• What is needed
Every record must be repeated exactly, with no omission.
[START OF Data to process]
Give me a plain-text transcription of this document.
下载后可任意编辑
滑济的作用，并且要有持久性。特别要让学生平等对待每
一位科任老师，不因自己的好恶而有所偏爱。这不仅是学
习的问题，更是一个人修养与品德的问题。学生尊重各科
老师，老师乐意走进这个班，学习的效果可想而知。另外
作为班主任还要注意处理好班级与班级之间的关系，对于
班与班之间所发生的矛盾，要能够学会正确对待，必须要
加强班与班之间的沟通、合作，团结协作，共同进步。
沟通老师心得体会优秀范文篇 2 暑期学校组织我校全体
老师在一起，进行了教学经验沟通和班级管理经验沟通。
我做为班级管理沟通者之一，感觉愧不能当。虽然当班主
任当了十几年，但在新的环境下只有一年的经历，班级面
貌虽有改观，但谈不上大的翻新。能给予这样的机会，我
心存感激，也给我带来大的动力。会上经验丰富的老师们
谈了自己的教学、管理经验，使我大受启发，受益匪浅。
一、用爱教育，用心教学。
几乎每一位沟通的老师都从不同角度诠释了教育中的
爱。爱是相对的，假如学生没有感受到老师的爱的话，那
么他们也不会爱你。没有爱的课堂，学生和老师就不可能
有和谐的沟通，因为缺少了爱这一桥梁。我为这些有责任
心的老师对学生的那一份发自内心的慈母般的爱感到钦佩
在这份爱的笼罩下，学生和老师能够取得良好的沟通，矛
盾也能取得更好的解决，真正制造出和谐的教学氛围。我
[END OF Data to process]
• Written response
Give me a plain-text transcription of this document.
下载后可任意编辑
滑济的作用，并且要有持久性。特别要让学生平等对待每
一位科任老师，不因自己的好恶而有所偏爱。这不仅是学
习的问题，更是一个人修养与品德的问题。学生尊重各科
老师，老师乐意走进这个班，学习的效果可想而知。另外
作为班主任还要注意处理好班级与班级之间的关系，对于
班与班之间所发生的矛盾，要能够学会正确对待，必须要
加强班与班之间的沟通、合作，团结协作，共同进步。
沟通老师心得体会优秀范文篇 2 暑期学校组织我校全体
老师在一起，进行了教学经验沟通和班级管理经验沟通。
我做为班级管理沟通者之一，感觉愧不能当。虽然当班主
任当了十几年，但在新的环境下只有一年的经历，班级面
貌虽有改观，但谈不上大的翻新。能给予这样的机会，我
心存感激，也给我带来大的动力。会上经验丰富的老师们
谈了自己的教学、管理经验，使我大受启发，受益匪浅。
一、用爱教育，用心教学。
几乎每一位沟通的老师都从不同角度诠释了教育中的
爱。爱是相对的，假如学生没有感受到老师的爱的话，那
么他们也不会爱你。没有爱的课堂，学生和老师就不可能
有和谐的沟通，因为缺少了爱这一桥梁。我为这些有责任
心的老师对学生的那一份发自内心的慈母般的爱感到钦佩
在这份爱的笼罩下，学生和老师能够取得良好的沟通，矛
盾也能取得更好的解决，真正制造出和谐的教学氛围。我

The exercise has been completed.